_WHAT THE TASK REQUIRES_
Copy each of the records below word for word, keeping every line in its original order.

── EXERCISE INPUT

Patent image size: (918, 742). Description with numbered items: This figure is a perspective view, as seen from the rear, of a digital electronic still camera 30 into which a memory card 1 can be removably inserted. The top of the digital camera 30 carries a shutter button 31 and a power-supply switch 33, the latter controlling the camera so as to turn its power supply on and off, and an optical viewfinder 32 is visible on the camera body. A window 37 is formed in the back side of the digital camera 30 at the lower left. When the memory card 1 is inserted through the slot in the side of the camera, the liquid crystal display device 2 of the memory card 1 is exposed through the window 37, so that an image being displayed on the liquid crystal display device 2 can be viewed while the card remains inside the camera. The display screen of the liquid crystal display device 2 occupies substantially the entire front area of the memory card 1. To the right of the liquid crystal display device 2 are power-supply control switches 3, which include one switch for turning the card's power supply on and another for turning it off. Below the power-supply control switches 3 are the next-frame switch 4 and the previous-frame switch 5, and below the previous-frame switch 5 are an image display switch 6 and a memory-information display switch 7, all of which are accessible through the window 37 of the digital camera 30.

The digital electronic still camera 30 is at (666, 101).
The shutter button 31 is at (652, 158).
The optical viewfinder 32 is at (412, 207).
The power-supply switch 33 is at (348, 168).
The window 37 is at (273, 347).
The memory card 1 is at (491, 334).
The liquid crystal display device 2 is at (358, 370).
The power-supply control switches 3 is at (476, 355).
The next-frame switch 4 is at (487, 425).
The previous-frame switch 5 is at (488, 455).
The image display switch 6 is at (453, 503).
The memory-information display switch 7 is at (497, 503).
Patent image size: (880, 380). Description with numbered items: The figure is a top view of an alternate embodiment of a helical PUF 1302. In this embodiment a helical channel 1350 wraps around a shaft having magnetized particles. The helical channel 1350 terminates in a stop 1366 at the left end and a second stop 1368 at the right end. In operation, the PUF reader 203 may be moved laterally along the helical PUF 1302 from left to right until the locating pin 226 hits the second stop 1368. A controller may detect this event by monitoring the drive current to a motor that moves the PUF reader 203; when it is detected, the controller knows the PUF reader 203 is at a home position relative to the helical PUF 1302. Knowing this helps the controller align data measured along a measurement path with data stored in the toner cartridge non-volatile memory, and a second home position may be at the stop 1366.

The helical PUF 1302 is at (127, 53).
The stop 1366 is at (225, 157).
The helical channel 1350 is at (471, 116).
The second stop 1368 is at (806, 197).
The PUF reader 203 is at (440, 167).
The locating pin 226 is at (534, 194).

────

_TASK OUTPUT_
Patent image size: (918, 742). Description with numbered items: This figure is a perspective view, as seen from the rear, of a digital electronic still camera 30 into which a memory card 1 can be removably inserted. The top of the digital camera 30 carries a shutter button 31 and a power-supply switch 33, the latter controlling the camera so as to turn its power supply on and off, and an optical viewfinder 32 is visible on the camera body. A window 37 is formed in the back side of the digital camera 30 at the lower left. When the memory card 1 is inserted through the slot in the side of the camera, the liquid crystal display device 2 of the memory card 1 is exposed through the window 37, so that an image being displayed on the liquid crystal display device 2 can be viewed while the card remains inside the camera. The display screen of the liquid crystal display device 2 occupies substantially the entire front area of the memory card 1. To the right of the liquid crystal display device 2 are power-supply control switches 3, which include one switch for turning the card's power supply on and another for turning it off. Below the power-supply control switches 3 are the next-frame switch 4 and the previous-frame switch 5, and below the previous-frame switch 5 are an image display switch 6 and a memory-information display switch 7, all of which are accessible through the window 37 of the digital camera 30.

The digital electronic still camera 30 is at (666, 101).
The shutter button 31 is at (652, 158).
The optical viewfinder 32 is at (412, 207).
The power-supply switch 33 is at (348, 168).
The window 37 is at (273, 347).
The memory card 1 is at (491, 334).
The liquid crystal display device 2 is at (358, 370).
The power-supply control switches 3 is at (476, 355).
The next-frame switch 4 is at (487, 425).
The previous-frame switch 5 is at (488, 455).
The image display switch 6 is at (453, 503).
The memory-information display switch 7 is at (497, 503).
Patent image size: (880, 380). Description with numbered items: The figure is a top view of an alternate embodiment of a helical PUF 1302. In this embodiment a helical channel 1350 wraps around a shaft having magnetized particles. The helical channel 1350 terminates in a stop 1366 at the left end and a second stop 1368 at the right end. In operation, the PUF reader 203 may be moved laterally along the helical PUF 1302 from left to right until the locating pin 226 hits the second stop 1368. A controller may detect this event by monitoring the drive current to a motor that moves the PUF reader 203; when it is detected, the controller knows the PUF reader 203 is at a home position relative to the helical PUF 1302. Knowing this helps the controller align data measured along a measurement path with data stored in the toner cartridge non-volatile memory, and a second home position may be at the stop 1366.

The helical PUF 1302 is at (127, 53).
The stop 1366 is at (225, 157).
The helical channel 1350 is at (471, 116).
The second stop 1368 is at (806, 197).
The PUF reader 203 is at (440, 167).
The locating pin 226 is at (534, 194).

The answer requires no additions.